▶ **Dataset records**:

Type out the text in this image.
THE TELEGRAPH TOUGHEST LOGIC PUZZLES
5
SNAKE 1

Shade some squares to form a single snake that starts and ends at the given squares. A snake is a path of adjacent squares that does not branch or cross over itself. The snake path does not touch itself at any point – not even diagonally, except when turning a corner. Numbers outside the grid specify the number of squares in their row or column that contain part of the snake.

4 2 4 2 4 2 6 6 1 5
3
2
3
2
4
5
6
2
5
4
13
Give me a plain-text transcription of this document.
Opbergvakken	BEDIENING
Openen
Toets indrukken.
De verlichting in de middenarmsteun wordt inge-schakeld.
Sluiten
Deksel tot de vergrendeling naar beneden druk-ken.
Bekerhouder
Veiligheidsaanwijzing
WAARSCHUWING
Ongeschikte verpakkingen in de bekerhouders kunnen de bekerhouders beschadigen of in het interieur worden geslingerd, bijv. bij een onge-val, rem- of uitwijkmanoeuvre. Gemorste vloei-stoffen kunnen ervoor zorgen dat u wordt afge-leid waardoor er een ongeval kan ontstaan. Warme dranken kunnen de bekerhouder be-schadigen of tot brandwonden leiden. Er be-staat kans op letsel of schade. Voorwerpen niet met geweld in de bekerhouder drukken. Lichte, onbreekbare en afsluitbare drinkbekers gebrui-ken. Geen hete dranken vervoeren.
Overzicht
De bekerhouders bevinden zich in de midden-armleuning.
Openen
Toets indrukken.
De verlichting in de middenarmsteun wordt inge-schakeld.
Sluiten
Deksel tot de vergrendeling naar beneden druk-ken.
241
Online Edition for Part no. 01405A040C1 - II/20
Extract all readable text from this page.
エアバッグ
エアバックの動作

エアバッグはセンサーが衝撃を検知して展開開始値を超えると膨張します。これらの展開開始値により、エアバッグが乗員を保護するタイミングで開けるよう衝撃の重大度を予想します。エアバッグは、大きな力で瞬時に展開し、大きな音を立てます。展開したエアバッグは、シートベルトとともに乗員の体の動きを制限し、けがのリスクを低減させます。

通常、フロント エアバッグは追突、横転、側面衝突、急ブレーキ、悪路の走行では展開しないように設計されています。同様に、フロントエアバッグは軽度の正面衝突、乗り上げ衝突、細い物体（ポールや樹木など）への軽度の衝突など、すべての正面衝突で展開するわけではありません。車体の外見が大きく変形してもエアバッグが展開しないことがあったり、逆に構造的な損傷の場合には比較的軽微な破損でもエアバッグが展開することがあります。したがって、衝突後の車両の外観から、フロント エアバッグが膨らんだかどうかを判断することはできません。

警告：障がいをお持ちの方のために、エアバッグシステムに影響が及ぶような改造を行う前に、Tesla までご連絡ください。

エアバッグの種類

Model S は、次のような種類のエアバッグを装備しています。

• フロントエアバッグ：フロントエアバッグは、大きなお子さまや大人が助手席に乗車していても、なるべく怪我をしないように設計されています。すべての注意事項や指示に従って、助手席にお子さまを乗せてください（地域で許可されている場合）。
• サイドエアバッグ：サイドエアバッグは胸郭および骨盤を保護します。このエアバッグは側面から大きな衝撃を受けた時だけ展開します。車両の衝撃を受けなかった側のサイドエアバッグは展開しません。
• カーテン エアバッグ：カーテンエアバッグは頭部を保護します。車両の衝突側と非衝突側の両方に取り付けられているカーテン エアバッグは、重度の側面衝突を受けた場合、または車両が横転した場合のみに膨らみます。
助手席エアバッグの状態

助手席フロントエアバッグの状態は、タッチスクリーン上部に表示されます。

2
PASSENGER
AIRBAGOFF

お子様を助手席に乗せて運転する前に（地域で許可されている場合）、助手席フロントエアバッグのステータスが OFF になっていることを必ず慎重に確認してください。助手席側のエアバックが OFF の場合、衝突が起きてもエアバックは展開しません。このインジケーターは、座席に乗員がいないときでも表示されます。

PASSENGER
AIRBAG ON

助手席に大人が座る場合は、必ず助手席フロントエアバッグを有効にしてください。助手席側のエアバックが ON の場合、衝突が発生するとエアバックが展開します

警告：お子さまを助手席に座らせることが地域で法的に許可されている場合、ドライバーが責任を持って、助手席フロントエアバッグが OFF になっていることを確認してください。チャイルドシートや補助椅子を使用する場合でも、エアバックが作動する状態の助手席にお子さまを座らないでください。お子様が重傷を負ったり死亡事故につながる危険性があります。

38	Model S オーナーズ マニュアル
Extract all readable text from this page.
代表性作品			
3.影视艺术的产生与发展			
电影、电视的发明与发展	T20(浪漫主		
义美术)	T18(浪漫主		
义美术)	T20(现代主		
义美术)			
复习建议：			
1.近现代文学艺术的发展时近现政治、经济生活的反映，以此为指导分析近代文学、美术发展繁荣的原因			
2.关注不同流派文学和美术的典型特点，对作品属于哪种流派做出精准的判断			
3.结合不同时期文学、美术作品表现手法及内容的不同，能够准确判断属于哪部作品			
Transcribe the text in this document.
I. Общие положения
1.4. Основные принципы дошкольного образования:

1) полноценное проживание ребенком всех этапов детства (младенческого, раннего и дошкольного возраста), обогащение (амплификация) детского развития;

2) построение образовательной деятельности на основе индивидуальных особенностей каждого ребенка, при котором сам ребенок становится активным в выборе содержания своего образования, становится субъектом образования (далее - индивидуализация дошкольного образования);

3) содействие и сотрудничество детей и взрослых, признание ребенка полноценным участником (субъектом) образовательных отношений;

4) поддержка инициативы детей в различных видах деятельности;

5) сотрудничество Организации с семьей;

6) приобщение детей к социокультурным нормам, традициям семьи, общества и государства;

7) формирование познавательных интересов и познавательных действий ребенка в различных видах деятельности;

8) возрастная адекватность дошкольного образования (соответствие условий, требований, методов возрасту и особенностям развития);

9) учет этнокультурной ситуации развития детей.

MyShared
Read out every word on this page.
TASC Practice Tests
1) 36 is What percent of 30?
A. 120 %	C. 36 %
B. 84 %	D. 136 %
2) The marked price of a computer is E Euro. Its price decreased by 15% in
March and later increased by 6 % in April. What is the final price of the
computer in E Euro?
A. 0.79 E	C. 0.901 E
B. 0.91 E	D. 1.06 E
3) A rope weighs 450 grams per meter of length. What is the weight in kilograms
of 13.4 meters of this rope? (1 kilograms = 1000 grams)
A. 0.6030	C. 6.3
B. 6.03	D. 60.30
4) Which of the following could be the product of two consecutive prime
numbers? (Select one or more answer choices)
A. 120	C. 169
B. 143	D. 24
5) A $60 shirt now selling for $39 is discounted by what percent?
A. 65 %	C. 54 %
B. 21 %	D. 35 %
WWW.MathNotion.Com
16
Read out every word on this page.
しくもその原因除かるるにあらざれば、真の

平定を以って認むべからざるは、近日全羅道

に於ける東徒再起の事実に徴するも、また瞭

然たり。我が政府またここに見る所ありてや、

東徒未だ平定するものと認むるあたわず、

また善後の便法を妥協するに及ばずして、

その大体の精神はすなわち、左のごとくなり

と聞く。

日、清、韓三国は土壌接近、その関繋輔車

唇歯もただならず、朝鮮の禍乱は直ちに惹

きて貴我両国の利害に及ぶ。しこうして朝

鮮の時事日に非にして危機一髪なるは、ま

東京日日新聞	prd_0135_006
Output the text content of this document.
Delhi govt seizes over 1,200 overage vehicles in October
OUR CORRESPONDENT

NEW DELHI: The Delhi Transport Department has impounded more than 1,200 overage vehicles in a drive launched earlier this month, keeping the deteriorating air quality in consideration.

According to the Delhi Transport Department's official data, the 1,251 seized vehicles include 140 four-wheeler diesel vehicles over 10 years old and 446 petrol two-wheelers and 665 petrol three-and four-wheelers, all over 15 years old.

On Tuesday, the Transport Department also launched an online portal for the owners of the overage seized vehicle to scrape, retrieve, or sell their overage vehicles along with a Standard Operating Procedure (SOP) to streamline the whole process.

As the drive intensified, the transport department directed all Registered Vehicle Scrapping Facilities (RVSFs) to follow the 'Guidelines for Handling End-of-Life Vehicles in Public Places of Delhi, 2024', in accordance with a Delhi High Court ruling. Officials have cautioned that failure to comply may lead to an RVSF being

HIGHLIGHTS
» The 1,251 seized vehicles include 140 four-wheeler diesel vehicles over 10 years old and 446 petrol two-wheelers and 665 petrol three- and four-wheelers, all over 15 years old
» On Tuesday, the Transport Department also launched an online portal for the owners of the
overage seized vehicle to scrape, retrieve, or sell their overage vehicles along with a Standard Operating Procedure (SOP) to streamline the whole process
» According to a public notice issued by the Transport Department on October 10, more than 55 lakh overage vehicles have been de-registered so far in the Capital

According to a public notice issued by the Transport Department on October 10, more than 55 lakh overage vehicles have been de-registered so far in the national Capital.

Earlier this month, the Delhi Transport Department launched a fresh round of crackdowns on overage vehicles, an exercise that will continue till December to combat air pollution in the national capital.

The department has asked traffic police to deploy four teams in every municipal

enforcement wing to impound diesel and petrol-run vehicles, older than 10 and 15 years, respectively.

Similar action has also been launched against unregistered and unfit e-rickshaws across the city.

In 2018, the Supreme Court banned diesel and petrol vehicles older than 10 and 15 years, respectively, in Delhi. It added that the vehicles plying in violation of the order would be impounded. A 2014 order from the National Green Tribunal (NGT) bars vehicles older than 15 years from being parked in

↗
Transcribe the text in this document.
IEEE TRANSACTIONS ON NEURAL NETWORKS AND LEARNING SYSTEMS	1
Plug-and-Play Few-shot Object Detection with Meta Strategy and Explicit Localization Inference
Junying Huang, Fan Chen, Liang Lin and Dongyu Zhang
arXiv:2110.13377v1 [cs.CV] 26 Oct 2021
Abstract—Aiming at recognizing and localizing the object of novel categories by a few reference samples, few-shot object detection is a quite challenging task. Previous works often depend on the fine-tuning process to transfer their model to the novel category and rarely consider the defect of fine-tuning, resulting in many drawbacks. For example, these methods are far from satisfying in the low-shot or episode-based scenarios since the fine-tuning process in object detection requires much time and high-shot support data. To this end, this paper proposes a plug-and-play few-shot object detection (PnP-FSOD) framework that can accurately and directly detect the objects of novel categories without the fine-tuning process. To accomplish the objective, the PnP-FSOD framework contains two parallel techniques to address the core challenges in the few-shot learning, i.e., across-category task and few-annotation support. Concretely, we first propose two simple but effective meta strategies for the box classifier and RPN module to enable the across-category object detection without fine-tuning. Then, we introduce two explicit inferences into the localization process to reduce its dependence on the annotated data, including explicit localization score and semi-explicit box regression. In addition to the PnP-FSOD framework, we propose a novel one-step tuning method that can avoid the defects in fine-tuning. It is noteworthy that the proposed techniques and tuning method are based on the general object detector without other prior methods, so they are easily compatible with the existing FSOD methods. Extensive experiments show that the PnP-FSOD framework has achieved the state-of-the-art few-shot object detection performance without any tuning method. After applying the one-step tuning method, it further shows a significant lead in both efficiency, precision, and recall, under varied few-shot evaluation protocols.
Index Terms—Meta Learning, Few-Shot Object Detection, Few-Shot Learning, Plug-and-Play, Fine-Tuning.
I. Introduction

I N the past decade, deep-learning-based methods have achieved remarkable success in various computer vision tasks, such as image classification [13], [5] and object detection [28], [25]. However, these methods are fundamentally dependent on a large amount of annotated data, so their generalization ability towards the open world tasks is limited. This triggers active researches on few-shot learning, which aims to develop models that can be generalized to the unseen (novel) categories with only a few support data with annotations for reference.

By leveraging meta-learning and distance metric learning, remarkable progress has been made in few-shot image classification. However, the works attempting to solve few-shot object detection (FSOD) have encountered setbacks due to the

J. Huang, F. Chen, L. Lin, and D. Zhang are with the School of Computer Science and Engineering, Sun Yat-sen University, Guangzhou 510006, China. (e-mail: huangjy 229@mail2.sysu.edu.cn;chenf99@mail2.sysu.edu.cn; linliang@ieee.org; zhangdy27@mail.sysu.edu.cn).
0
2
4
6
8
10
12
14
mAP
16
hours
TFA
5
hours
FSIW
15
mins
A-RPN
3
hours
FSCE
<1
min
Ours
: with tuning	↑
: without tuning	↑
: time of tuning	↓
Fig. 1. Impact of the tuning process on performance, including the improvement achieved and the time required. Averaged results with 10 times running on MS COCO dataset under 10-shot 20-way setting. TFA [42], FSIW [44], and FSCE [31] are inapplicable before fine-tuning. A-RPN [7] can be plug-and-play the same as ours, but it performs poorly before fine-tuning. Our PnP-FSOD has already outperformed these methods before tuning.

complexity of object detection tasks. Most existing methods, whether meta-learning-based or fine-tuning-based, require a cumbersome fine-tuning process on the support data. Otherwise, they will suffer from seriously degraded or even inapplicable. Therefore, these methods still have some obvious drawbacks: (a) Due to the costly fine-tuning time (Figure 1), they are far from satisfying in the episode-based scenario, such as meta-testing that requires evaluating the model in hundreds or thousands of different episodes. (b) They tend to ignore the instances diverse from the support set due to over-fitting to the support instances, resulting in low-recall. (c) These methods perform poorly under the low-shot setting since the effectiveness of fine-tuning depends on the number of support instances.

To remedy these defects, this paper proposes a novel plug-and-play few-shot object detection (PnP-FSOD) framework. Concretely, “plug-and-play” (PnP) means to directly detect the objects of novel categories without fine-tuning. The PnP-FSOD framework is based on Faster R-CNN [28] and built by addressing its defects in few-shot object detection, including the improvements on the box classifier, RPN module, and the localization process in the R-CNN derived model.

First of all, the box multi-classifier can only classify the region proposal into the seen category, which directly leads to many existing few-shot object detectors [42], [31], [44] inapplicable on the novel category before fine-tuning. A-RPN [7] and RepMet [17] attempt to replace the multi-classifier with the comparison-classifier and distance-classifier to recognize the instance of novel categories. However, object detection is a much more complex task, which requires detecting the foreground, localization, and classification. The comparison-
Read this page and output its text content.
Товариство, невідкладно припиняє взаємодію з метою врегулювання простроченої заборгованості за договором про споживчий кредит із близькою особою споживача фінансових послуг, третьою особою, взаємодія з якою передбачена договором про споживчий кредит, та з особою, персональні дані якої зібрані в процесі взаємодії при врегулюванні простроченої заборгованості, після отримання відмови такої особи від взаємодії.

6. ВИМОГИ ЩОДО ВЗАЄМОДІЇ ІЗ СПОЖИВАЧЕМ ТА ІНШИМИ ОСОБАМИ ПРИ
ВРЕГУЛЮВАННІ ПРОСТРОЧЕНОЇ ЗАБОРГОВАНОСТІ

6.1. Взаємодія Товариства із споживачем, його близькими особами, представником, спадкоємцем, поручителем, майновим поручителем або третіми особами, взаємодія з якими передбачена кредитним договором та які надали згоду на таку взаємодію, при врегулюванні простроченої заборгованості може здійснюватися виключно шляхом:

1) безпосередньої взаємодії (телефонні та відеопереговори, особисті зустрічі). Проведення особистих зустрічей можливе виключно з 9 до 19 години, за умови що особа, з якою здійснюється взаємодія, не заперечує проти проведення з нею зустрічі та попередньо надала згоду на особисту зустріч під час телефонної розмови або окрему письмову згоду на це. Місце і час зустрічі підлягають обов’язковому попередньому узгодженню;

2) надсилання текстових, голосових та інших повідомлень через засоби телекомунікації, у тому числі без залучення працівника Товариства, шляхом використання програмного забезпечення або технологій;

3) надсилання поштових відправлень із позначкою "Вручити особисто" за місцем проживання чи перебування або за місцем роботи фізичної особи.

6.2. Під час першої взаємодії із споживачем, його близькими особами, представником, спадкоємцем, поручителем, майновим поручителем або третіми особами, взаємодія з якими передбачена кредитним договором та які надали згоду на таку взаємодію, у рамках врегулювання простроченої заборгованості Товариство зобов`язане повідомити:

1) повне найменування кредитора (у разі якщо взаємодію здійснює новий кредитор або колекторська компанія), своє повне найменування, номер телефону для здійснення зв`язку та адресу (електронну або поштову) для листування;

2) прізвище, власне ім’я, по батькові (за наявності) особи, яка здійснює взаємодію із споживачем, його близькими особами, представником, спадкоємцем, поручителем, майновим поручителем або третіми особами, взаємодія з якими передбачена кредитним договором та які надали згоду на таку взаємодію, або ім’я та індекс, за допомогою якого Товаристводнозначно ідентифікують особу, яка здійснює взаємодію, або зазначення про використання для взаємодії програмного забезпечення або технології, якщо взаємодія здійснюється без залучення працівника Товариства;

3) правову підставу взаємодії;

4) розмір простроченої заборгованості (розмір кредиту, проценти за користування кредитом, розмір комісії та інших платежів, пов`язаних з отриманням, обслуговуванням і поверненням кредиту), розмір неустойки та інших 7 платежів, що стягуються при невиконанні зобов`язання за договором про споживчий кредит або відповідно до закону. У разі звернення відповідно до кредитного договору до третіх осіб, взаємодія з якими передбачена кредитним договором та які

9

▶ **What to work on**: Copy out each line of the listing that holds "month".

▶ **Full output**:
NEW DELHI: The Delhi Transport Department has impounded more than 1,200 overage vehicles in a drive launched earlier this month, keeping the deteriorating air quality in consideration.
Earlier this month, the Delhi Transport Department launched a fresh round of crackdowns on overage vehicles, an exercise that will continue till December to combat air pollution in the national capital.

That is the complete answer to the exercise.